---------- Textauszug

Fracking lässt eigentümliche Bakterien heranwachsen


Schiefergasbohrung in der Pinedale-Antiklinale im US-Bundesstaat Wyoming, im Hintergrund die Rocky Mountains. Bild: wikimedia.org/PD
Schiefergasbohrung in der Pinedale-Antiklinale im US-Bundesstaat Wyoming, im Hintergrund die Rocky Mountains. Bild: wikimedia.org/PD
Einzigartige Lebensgemeinschaften entstehen unter den merkwürdigsten Bedingungen – zum Beispiel unter dem chemischen Dauerbeschuss in Fracking-Bohrlöchern tief unter der Erde.

Von Jan Osterkamp | Spektrum.de

Sämtliche Vorteile, Risiken und Nebenwirkungen des Frackings scheinen nach Jahren des Streits eigentlich erschöpfend ausdiskutiert. Ein paar Überraschungen hält die umstrittene Bohrmethode aber doch noch bereit, berichten nun Forscher der Ohio State University. Die Mikrobiologen entdeckten, dass sich in gefrackten Gesteinsschichten eine bis dato völlig unbekannte, aber sehr einheitliche und typische unterirdische Mikrobenfauna entwickeln kann. Vor Ort tummeln sich etwa 31 unterschiedliche Vertreter der neuen Bakteriengattung Frackibacter, die nirgendwo sonst unter oder über der Erde vorzukommen scheint.

--------------------
---------- Angezeigte Daten

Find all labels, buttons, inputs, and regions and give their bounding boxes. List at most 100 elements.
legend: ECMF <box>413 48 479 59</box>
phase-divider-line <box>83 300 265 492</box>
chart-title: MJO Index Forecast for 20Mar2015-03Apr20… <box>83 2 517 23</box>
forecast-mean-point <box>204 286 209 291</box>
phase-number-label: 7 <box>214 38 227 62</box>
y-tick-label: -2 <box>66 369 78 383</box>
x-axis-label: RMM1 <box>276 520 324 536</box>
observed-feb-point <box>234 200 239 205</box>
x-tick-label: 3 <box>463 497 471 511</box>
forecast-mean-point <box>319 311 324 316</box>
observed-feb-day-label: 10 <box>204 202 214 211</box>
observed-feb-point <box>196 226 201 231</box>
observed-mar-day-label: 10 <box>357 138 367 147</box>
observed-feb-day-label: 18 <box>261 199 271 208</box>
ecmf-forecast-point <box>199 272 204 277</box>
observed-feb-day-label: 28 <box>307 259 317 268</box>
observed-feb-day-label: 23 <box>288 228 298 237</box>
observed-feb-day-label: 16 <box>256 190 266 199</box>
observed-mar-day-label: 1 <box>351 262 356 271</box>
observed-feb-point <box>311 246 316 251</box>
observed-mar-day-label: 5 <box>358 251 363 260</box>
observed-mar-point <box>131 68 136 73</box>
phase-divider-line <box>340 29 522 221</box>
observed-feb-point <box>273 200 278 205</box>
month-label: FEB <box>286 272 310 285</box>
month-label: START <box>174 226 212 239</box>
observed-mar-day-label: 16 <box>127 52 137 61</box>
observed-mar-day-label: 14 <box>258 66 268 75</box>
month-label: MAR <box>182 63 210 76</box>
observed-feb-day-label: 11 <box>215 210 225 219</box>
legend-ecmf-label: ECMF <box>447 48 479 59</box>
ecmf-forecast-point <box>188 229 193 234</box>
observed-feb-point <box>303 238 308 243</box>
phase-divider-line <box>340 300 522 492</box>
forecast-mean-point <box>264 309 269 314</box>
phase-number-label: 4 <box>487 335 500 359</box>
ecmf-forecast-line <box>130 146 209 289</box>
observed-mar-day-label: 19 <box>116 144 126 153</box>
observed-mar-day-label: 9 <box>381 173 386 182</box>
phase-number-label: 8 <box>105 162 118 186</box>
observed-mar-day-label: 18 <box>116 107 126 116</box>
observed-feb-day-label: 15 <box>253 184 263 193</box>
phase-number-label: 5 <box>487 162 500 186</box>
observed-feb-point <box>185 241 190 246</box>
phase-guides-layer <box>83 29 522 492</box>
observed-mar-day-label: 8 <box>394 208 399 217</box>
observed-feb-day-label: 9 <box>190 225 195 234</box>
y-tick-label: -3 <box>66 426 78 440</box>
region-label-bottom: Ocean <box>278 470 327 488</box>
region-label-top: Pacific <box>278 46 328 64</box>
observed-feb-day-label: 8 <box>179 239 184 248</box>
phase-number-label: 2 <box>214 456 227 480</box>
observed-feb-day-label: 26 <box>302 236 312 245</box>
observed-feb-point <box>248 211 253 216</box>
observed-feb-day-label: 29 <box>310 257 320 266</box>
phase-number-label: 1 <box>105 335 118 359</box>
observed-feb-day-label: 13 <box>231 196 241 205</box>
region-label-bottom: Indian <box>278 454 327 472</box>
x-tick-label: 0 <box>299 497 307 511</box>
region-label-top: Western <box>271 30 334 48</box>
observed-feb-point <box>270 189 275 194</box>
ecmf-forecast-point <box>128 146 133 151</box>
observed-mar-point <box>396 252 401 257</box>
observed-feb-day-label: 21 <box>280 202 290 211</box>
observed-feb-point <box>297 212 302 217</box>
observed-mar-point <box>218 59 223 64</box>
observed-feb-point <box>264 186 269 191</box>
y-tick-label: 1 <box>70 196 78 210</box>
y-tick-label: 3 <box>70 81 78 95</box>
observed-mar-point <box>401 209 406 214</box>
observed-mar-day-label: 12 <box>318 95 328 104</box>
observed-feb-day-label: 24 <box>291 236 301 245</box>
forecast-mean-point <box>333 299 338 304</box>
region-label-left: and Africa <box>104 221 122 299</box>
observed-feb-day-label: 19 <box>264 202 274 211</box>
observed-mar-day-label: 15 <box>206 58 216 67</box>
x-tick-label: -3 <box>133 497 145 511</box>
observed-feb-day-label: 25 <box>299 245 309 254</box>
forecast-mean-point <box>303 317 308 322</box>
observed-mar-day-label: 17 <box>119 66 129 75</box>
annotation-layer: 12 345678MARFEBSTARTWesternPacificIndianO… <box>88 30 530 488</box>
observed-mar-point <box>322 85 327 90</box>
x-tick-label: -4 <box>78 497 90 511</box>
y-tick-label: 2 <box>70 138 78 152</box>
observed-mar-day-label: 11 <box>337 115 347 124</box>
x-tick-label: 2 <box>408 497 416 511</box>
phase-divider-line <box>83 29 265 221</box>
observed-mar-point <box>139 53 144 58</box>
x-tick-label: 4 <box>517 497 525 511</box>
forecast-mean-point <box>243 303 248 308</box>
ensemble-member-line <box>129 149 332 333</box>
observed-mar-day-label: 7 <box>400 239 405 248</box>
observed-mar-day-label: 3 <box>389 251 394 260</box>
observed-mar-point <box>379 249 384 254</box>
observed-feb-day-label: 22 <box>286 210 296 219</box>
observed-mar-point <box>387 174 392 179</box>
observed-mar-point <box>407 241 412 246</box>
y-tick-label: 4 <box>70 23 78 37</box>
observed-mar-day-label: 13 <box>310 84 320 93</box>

--------------------

Arbeitsauftrag: Wie viele unterschiedliche Vertreter der neuen Bakteriengattung tummeln sich laut dem Textauszug über Fracking-Bakterien in den gefrackten Gesteinsschichten?

Erwartete Ausgabe: Etwa 31.